▶ **What the task asks**: Restate the data exactly as given and keep the pictures out.

━━━ Given data

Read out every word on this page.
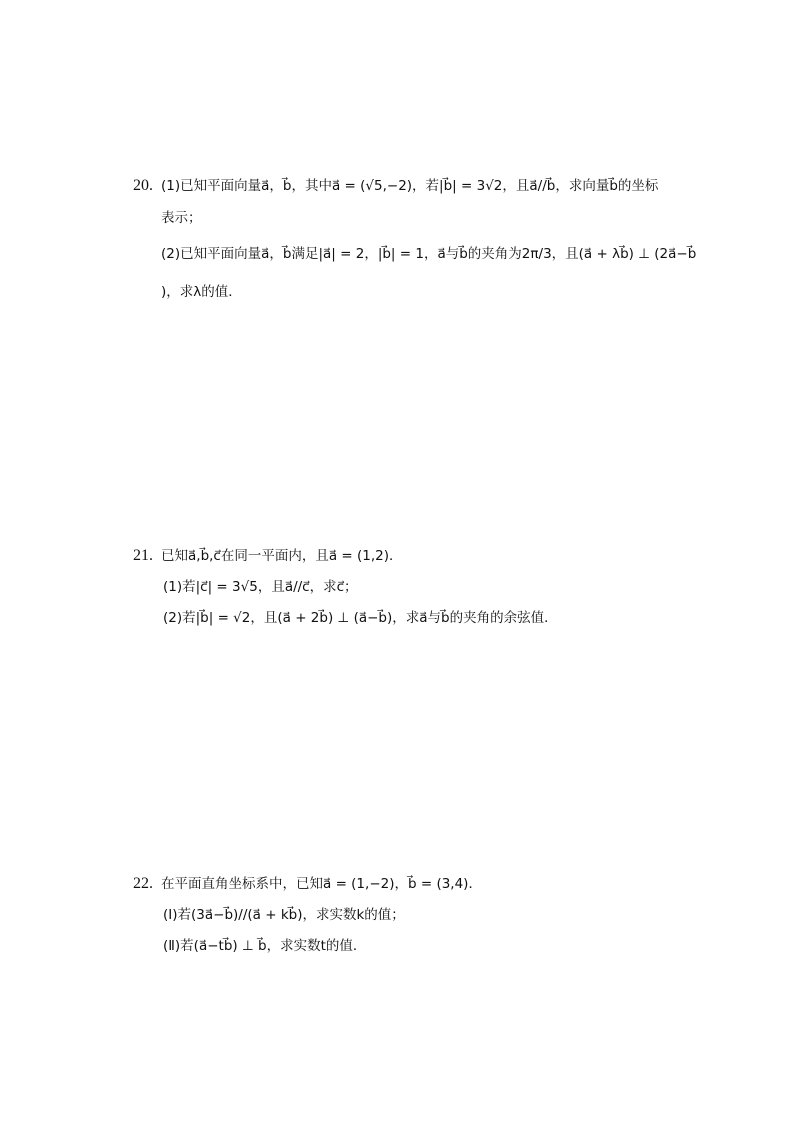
20. (1)已知平面向量a⃗，b⃗，其中a⃗ = (√5,−2)，若|b⃗| = 3√2，且a⃗//b⃗，求向量b⃗的坐标
表示；
(2)已知平面向量a⃗，b⃗满足|a⃗| = 2，|b⃗| = 1，a⃗与b⃗的夹角为2π/3，且(a⃗ + λb⃗) ⊥ (2a⃗−b⃗
)，求λ的值．
21. 已知a⃗,b⃗,c⃗在同一平面内，且a⃗ = (1,2)．
(1)若|c⃗| = 3√5，且a⃗//c⃗，求c⃗；
(2)若|b⃗| = √2，且(a⃗ + 2b⃗) ⊥ (a⃗−b⃗)，求a⃗与b⃗的夹角的余弦值．
22. 在平面直角坐标系中，已知a⃗ = (1,−2)，b⃗ = (3,4)．
(Ⅰ)若(3a⃗−b⃗)//(a⃗ + kb⃗)，求实数k的值；
(Ⅱ)若(a⃗−tb⃗) ⊥ b⃗，求实数t的值．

━━━━━━

▶ **Written answer**:
Read out every word on this page.
20. (1)已知平面向量a⃗，b⃗，其中a⃗ = (√5,−2)，若|b⃗| = 3√2，且a⃗//b⃗，求向量b⃗的坐标
表示；
(2)已知平面向量a⃗，b⃗满足|a⃗| = 2，|b⃗| = 1，a⃗与b⃗的夹角为2π/3，且(a⃗ + λb⃗) ⊥ (2a⃗−b⃗
)，求λ的值．
21. 已知a⃗,b⃗,c⃗在同一平面内，且a⃗ = (1,2)．
(1)若|c⃗| = 3√5，且a⃗//c⃗，求c⃗；
(2)若|b⃗| = √2，且(a⃗ + 2b⃗) ⊥ (a⃗−b⃗)，求a⃗与b⃗的夹角的余弦值．
22. 在平面直角坐标系中，已知a⃗ = (1,−2)，b⃗ = (3,4)．
(Ⅰ)若(3a⃗−b⃗)//(a⃗ + kb⃗)，求实数k的值；
(Ⅱ)若(a⃗−tb⃗) ⊥ b⃗，求实数t的值．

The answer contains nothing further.